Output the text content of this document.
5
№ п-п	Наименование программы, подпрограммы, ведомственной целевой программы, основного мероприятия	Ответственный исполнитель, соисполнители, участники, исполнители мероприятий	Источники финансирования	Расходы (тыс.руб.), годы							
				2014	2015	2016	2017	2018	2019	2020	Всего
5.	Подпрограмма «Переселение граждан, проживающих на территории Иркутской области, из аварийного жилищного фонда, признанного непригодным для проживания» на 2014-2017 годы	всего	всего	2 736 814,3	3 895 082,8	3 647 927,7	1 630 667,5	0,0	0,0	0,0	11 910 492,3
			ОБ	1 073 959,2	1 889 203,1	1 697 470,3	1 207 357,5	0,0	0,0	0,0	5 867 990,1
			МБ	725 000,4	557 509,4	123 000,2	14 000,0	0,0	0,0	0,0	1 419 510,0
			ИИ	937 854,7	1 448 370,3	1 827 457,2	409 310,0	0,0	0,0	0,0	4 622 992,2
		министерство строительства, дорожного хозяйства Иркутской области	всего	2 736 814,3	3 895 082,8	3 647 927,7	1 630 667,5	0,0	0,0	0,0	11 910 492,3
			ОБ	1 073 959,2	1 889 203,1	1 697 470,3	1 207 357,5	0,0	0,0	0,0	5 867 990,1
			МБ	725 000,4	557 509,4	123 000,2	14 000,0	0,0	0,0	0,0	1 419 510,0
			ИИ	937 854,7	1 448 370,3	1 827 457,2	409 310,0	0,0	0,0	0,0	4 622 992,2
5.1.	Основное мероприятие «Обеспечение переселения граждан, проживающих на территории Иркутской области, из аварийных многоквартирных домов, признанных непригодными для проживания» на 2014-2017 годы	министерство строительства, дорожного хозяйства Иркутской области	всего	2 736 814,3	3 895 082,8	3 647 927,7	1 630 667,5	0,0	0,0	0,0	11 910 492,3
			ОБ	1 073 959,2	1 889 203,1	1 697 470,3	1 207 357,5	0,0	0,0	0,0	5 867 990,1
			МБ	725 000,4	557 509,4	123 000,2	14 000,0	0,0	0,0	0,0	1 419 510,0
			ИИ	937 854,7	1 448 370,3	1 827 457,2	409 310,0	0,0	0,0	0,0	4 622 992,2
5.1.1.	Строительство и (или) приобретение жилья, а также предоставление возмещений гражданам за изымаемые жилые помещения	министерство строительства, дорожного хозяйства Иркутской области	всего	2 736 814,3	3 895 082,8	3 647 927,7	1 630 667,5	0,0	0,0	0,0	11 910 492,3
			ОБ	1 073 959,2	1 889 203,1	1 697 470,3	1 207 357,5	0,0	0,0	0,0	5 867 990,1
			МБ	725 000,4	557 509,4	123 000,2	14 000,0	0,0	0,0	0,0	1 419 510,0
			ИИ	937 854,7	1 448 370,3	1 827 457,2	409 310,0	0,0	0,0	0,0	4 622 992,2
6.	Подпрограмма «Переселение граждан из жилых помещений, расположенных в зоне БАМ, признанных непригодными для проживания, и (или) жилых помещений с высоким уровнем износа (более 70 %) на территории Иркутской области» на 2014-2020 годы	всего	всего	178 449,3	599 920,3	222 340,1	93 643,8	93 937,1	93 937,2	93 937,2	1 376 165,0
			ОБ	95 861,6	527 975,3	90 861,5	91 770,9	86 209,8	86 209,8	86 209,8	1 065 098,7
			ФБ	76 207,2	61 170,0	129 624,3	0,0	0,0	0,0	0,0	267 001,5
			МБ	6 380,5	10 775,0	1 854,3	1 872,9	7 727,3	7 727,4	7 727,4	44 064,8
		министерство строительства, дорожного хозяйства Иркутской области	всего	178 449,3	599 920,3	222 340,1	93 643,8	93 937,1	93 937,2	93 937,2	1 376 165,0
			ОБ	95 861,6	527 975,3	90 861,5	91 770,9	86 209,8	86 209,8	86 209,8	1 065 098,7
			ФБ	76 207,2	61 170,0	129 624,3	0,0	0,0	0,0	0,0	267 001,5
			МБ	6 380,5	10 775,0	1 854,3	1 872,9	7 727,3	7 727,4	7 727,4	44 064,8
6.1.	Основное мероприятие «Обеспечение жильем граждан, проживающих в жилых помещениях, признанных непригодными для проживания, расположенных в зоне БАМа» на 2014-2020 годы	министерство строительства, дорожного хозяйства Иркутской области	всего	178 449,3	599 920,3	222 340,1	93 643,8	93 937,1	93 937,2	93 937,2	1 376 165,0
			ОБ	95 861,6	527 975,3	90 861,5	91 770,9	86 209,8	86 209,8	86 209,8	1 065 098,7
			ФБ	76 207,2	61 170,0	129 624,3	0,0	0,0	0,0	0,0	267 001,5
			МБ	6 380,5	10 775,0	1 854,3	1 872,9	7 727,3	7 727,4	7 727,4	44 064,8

- Problem: Extract every line of the records above that contains the word "Основное".

- The response:
5.1.	Основное мероприятие «Обеспечение переселения граждан, проживающих на территории Иркутской области, из аварийных многоквартирных домов, признанных непригодными для проживания» на 2014-2017 годы	министерство строительства, дорожного хозяйства Иркутской области	всего	2 736 814,3	3 895 082,8	3 647 927,7	1 630 667,5	0,0	0,0	0,0	11 910 492,3
6.1.	Основное мероприятие «Обеспечение жильем граждан, проживающих в жилых помещениях, признанных непригодными для проживания, расположенных в зоне БАМа» на 2014-2020 годы	министерство строительства, дорожного хозяйства Иркутской области	всего	178 449,3	599 920,3	222 340,1	93 643,8	93 937,1	93 937,2	93 937,2	1 376 165,0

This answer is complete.